WRITTEN REQUEST
Go through the entries and say how many lines contain the string "ailes". The number is the whole answer.

___ RECORDS TO PROCESS

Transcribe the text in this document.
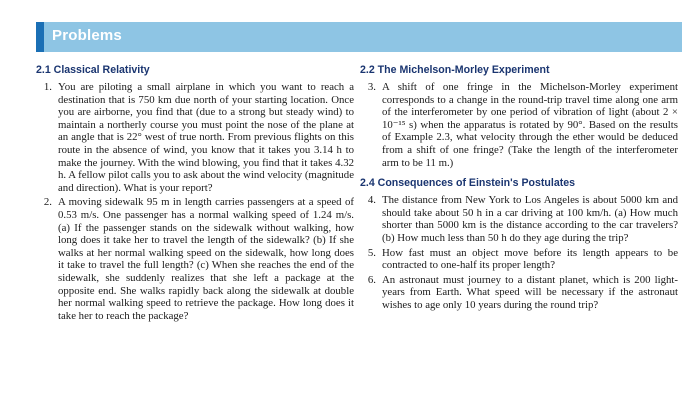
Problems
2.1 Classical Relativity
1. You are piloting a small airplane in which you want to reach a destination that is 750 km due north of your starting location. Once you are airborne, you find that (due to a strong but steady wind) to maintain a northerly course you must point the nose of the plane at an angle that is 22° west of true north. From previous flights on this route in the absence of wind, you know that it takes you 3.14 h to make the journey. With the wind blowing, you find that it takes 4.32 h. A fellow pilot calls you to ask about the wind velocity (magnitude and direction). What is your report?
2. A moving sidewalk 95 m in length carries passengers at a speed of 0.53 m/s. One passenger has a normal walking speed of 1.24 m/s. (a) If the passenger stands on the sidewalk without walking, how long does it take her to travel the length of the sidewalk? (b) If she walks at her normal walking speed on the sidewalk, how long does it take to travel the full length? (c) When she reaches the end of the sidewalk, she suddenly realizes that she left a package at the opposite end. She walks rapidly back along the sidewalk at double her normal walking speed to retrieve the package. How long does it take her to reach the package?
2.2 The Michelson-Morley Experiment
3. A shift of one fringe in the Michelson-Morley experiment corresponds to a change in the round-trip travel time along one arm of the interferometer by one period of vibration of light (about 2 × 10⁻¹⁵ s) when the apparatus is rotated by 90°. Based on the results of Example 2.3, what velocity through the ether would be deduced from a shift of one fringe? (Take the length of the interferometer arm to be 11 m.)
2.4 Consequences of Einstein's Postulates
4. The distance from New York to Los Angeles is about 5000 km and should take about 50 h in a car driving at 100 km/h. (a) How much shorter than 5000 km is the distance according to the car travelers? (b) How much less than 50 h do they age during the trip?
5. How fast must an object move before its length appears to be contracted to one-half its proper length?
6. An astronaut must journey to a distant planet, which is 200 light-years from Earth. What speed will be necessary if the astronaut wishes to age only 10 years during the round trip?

______
___ RECORDS TO PROCESS

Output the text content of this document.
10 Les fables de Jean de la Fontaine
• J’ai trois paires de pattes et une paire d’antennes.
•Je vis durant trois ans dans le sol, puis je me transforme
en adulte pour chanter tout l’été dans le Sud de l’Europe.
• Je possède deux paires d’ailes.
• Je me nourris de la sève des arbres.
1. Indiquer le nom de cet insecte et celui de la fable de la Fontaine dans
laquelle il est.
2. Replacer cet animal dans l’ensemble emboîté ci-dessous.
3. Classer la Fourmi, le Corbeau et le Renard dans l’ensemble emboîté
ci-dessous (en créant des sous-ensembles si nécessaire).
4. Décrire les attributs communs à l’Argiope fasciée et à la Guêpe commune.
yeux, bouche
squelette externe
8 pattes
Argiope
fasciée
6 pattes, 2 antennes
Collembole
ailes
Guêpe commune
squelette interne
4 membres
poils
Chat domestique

______
___ RECORDS TO PROCESS

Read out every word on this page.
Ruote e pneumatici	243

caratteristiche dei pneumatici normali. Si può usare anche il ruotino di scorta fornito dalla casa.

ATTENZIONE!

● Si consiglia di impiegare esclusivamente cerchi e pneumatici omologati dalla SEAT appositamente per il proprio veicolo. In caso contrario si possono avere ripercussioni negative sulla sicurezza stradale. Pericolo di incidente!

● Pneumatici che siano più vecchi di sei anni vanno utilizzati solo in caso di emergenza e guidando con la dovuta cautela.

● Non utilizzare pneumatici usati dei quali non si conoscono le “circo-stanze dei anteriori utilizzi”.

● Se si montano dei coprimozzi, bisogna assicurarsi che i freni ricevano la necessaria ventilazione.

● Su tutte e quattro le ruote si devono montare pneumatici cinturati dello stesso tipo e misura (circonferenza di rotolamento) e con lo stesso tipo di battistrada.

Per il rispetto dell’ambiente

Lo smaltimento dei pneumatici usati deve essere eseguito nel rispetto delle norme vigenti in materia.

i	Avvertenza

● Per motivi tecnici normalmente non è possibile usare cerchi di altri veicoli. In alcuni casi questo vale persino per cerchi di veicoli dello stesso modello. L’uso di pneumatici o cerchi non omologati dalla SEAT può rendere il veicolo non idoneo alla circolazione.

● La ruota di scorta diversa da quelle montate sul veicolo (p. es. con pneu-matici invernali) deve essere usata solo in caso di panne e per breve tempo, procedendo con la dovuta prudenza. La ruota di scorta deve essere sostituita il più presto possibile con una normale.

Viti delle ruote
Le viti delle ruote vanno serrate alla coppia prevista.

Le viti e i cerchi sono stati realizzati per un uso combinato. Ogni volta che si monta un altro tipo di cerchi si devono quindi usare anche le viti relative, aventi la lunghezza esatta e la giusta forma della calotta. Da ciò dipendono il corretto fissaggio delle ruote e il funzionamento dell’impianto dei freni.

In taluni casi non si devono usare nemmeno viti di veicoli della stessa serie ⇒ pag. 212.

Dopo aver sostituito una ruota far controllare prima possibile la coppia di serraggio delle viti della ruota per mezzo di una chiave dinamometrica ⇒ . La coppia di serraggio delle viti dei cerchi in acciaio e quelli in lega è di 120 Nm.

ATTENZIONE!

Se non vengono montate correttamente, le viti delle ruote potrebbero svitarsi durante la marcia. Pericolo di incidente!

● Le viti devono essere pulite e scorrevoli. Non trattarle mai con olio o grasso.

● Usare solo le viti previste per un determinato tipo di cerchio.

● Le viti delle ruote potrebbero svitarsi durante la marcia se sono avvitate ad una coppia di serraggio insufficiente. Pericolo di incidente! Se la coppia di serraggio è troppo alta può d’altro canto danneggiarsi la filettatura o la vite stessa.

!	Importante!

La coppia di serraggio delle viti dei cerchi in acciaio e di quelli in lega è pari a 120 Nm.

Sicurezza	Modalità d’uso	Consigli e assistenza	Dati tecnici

______

EXERCISE RESULT
2